Saved data entries:
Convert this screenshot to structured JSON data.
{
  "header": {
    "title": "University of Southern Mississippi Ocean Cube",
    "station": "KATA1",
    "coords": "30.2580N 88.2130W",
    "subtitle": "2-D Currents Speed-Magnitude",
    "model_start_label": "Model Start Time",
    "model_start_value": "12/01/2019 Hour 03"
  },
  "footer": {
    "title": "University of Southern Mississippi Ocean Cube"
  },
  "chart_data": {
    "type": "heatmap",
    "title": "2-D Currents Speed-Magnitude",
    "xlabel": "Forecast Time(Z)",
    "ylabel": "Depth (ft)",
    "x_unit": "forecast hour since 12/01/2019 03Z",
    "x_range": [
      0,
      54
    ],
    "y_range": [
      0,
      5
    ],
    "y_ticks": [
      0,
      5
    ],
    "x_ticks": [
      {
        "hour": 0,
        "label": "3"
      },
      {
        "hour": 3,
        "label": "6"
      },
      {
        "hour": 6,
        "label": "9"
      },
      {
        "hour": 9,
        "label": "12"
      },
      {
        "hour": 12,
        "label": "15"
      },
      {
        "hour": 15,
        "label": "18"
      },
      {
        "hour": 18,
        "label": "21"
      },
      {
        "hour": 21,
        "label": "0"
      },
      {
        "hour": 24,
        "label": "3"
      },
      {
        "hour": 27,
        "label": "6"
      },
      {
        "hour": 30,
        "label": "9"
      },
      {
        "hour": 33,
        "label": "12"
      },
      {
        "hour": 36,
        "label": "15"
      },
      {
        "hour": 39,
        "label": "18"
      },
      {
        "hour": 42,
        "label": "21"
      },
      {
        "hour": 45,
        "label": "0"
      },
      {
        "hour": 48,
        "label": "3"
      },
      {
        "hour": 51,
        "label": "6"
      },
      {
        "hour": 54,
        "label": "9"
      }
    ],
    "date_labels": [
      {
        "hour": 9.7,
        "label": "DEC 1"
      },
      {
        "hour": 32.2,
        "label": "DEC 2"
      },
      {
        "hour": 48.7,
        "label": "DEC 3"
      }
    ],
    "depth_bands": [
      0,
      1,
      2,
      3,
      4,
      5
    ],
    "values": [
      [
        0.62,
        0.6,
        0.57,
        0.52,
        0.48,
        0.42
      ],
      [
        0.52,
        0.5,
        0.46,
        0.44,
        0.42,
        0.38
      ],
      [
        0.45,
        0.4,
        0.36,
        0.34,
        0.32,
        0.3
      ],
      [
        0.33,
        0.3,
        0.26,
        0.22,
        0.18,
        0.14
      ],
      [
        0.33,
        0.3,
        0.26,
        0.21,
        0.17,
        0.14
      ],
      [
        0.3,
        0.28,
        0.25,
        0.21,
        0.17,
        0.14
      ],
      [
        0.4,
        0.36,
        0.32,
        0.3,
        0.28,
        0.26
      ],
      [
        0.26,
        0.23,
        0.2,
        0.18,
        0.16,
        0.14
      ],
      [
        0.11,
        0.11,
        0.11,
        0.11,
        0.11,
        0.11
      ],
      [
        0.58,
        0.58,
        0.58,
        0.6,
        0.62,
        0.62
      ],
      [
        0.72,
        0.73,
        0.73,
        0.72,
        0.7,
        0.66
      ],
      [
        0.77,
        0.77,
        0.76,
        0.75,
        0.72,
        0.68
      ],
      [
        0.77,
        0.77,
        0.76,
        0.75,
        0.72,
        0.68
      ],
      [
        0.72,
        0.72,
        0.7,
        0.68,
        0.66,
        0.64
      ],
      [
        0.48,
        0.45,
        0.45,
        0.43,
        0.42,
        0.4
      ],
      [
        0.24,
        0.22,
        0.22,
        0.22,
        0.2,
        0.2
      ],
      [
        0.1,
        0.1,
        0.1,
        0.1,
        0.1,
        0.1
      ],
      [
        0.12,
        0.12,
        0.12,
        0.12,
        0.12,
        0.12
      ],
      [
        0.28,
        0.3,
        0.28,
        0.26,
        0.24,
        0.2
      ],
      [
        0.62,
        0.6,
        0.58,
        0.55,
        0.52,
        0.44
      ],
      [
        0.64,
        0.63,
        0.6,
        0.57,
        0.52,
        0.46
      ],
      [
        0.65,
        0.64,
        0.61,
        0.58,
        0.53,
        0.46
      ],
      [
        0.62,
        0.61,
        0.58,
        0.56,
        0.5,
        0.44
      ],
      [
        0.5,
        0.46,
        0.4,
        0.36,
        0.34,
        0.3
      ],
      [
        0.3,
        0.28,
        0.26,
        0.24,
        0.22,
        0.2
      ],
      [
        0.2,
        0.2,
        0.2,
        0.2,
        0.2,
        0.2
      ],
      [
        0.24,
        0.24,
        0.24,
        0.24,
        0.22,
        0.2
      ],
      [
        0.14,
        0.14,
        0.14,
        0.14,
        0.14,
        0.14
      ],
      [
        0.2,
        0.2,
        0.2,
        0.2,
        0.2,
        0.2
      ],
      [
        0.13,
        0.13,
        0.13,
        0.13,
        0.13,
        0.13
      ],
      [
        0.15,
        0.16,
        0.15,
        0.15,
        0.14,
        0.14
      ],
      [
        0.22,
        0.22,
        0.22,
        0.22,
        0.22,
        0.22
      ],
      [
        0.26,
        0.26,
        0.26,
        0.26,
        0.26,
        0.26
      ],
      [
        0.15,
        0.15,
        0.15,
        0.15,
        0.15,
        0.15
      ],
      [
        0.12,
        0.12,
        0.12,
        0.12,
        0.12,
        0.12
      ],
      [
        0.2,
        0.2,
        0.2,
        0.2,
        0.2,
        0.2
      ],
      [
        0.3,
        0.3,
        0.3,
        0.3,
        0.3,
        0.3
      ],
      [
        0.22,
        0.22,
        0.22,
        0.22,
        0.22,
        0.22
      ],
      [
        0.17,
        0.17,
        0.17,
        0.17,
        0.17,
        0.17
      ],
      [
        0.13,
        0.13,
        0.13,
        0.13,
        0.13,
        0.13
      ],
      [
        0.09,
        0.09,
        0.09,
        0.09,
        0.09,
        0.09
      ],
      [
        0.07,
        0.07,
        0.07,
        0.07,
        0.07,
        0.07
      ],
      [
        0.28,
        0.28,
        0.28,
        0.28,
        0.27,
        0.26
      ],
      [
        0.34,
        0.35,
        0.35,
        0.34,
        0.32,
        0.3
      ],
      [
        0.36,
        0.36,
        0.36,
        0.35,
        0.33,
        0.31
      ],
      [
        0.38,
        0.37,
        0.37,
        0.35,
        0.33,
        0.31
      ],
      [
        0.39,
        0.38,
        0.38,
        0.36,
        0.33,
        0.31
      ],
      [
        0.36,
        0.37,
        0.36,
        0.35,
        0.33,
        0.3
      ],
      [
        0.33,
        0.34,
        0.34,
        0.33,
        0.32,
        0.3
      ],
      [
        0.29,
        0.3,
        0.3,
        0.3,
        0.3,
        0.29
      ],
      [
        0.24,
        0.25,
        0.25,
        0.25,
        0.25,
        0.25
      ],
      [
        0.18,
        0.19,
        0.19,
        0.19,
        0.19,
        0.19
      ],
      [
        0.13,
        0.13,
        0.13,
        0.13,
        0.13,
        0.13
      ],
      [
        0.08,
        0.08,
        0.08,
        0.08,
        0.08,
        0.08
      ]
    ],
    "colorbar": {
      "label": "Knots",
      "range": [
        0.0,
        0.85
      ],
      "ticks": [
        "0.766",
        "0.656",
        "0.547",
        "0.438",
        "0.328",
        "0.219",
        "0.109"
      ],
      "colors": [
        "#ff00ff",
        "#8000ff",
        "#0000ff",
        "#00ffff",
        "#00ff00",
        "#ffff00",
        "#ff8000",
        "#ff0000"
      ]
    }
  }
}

**DIRECTIVE:**
Nothing but a number is needed here: how many lines hold the string "University"?

**SOLUTION:**
2